§ Extracted text
Writing for the conservative majority, Justice Clarence Thomas declared that Thompson had failed to prove that Connick had been “deliberately indifferent to the need to train the prosecutors about their Brady disclosure obligation.” Thomas insisted that Thompson’s lawyers had not demonstrated that Connick’s failure to train the prosecutors adequately “amounted to conscious disregard for defendants’ Brady rights.” In a concurring opinion, Justice Antonin Scalia dismissed Thompson’s case by claiming the failure to turn over the blood evidence in the armed-robbery case was merely the doing of one “miscreant prosecutor.” In a stinging dissent, Justice Ruth Bader Ginsburg accused the majority of callously ignoring the trial record and maintained that the “long-concealed prosecutorial transgressions” in the criminal cases mounted against Thompson “were neither isolated nor atypical.” She added, “What happened here, the Court’s [majority] opinion obscures, was no momentary oversight, no single incident of a lone officer’s misconduct. Instead, the evidence demonstrated that misperception and disregard of Brady‘s disclosure requirements were pervasive in Orleans Parish.”

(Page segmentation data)
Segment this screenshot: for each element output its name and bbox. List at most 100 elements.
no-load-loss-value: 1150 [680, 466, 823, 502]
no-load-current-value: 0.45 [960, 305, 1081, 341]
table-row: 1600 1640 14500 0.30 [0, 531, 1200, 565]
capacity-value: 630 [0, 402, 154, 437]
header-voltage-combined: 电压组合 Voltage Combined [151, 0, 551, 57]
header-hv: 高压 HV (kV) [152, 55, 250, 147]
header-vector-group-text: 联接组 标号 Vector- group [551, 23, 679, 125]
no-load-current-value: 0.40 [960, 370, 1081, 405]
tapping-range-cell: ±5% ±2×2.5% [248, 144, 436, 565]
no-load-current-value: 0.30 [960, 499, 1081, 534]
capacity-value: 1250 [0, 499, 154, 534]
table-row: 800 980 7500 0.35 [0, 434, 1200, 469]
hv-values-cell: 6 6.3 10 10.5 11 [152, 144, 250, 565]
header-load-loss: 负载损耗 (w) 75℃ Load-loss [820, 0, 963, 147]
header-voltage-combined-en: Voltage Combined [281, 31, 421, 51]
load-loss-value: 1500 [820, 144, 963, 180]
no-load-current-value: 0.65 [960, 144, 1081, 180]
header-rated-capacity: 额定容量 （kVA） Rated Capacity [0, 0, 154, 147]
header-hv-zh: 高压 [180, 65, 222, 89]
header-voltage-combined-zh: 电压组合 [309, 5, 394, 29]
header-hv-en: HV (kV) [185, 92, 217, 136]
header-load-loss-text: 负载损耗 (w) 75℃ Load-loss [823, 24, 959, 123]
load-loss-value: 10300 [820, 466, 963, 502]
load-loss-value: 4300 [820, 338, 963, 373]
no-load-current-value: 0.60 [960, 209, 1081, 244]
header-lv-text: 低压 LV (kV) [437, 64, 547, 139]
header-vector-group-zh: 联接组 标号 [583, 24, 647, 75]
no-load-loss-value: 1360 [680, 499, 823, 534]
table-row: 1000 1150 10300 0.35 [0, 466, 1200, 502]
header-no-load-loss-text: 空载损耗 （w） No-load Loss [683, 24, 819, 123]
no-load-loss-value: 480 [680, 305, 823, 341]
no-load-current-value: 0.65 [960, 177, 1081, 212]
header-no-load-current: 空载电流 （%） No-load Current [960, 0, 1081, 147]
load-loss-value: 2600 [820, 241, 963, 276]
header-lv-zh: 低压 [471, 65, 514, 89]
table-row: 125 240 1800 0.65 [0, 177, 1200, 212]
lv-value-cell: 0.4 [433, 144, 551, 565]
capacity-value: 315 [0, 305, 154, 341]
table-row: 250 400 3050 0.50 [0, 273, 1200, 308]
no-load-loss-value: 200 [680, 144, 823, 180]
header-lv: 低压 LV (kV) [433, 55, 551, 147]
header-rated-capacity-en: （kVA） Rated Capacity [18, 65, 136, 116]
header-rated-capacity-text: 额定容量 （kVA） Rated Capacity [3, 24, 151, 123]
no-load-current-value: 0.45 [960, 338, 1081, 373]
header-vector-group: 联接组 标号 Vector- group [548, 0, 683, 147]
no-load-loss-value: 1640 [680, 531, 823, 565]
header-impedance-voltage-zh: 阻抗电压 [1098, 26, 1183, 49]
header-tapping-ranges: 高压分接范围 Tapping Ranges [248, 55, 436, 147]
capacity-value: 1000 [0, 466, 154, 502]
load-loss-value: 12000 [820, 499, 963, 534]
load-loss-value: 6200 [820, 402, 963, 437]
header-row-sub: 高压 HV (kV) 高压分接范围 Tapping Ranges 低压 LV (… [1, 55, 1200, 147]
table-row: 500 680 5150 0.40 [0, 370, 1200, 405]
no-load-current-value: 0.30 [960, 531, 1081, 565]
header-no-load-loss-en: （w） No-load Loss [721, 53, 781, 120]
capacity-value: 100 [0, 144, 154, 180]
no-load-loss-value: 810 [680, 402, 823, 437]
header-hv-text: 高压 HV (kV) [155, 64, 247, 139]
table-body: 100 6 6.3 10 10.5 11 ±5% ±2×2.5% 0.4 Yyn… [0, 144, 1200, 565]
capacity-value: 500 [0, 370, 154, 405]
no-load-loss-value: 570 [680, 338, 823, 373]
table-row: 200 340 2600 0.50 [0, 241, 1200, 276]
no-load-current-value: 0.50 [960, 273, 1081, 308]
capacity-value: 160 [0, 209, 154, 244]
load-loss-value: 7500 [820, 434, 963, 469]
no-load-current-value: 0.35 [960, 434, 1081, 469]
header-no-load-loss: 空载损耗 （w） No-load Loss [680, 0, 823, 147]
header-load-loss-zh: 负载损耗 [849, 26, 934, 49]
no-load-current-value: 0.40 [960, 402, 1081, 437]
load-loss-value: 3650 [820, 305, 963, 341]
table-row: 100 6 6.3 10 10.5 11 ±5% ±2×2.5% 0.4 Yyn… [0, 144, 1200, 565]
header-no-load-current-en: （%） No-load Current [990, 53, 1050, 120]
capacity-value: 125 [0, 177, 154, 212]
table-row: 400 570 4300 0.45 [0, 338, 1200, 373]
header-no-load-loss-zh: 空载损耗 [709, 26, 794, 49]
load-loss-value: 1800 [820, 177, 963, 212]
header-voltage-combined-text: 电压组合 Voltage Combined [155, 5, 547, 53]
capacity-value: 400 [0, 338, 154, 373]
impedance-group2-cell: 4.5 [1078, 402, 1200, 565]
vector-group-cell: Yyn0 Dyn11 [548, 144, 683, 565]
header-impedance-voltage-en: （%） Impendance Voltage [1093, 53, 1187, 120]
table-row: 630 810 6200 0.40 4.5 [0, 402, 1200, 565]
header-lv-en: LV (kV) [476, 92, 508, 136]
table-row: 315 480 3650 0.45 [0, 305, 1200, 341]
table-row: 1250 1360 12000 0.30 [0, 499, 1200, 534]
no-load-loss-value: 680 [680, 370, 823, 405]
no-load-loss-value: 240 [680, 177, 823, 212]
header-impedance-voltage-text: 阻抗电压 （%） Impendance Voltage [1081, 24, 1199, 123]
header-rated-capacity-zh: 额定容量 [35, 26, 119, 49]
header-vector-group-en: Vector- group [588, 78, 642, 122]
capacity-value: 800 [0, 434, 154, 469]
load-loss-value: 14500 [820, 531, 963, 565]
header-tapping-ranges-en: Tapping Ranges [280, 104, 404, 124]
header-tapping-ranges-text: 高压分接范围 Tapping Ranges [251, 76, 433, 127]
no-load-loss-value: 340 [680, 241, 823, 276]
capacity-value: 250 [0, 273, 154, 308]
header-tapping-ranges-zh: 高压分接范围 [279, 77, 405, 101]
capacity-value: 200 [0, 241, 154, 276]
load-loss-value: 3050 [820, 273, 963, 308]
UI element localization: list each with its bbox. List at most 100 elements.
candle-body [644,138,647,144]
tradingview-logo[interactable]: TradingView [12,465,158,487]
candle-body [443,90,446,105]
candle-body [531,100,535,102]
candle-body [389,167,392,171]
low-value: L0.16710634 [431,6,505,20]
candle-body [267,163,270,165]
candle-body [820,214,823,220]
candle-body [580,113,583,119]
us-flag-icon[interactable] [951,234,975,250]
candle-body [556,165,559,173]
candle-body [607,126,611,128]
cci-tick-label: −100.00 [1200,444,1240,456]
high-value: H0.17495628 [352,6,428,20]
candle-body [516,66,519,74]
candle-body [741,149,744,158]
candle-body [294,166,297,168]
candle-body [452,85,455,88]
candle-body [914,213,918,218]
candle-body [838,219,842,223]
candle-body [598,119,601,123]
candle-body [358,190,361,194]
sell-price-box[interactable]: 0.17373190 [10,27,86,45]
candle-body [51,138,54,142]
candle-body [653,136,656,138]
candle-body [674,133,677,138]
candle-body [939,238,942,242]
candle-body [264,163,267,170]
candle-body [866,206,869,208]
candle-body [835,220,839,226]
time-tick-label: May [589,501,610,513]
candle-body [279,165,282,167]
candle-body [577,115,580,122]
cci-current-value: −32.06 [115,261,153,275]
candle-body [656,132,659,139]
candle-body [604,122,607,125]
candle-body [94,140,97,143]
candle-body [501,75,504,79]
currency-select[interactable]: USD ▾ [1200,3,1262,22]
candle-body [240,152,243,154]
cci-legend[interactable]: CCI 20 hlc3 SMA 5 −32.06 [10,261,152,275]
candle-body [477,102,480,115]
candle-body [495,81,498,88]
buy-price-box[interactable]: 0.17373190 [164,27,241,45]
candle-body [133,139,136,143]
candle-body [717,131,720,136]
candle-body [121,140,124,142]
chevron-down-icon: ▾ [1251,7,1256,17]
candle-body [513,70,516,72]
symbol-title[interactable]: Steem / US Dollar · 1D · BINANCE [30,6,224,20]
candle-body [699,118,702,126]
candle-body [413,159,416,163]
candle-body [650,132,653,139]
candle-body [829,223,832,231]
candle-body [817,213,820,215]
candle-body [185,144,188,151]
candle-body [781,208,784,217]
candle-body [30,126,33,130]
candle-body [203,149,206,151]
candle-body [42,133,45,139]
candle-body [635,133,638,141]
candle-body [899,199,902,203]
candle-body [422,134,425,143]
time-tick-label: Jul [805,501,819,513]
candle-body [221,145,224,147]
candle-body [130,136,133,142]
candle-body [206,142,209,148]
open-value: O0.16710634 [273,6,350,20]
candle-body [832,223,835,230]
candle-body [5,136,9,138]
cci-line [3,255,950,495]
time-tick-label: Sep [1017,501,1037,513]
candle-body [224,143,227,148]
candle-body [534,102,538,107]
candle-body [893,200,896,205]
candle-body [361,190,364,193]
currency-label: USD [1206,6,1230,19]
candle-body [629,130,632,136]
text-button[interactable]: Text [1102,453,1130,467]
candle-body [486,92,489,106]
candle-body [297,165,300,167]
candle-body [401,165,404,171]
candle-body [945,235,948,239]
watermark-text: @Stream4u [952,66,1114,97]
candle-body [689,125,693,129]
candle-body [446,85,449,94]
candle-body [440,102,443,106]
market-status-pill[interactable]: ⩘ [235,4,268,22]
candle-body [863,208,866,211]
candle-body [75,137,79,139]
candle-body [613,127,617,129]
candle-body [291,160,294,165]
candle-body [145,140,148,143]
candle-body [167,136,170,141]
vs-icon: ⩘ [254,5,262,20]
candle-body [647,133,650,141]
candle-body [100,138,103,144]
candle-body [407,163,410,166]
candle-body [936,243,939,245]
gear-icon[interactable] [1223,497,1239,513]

§ Set of tasks
**a.** Using the passage on the justices' opinions in Thompson's case, decide whether each statement agrees with it: (i) Scalia attributed the failure to turn over the blood evidence to a single prosecutor; (ii) Ginsburg wrote the majority opinion; (iii) Ginsburg called the prosecutorial transgressions isolated. Answer yes or no for each and quote the deciding words.
**b.** Rewrite the paragraph of the passage on the justices' opinions in Thompson's case that begins "Writing for the conservative majority" as a short bulleted list that keeps its main facts.
**c.** Carry on the passage on the justices' opinions in Thompson's case from its last sentence.
The records have no connection to the passage on the justices' opinions in Thompson's case.

§ Answers in order
**a.**
(i) Yes: "was merely the doing of one “miscreant prosecutor.”"
(ii) No: "Writing for the conservative majority, Justice Clarence Thomas declared"
(iii) No: "were neither isolated nor atypical."

**b.**
- Majority (Justice Clarence Thomas): Thompson had not proved that Connick was "deliberately indifferent" to the need to train prosecutors on their Brady disclosure obligation, or that the lack of training "amounted to conscious disregard for defendants' Brady rights."
- Concurrence (Justice Antonin Scalia): The withheld blood evidence in the armed-robbery case was the work of one "miscreant prosecutor."
- Dissent (Justice Ruth Bader Ginsburg): The majority ignored the trial record. The concealed transgressions against Thompson were "neither isolated nor atypical." Disregard of Brady's disclosure requirements was pervasive in Orleans Parish.

**c.**
The majority’s opinion, which was interpreted by legal experts as essentially allowing prosecutors to get off the hook when they violate the law to deprive a suspect of a fair trial, was widely criticized. In Slate, Dahlia Lithwick observed that Thomas and Scalia’s “disregard for the facts of Thompson’s thrashed life and near-death emerges as a moral flat line…Only by willfully ignoring the entire trial record can [Scalia] and Thomas reduce the entire constitutional question to a single deed by a single bad actor.” She noted this was “one of the meanest Supreme Court decisions ever.”
Cruz had ended up on the wrong side of the court’s conservative majority. But Thompson’s legal team was not surprised by the outcome. Still, Banks observes, Thompson’s case conveyed a compelling message: “It reminds us that even in cases where there seems to be compelling evidence of guilt, files don’t always hold the truth, prosecutors don’t always reveal the truth, and innocent people are executed.” (After Thompson was freed, he set up a nonprofit called Resurrection After Exoneration that helps exonerated inmates adjust to life outside prison. In 2014, CNN, Alex Gibney, and Robert Redford produced a documentary covering Thompson’s tale.)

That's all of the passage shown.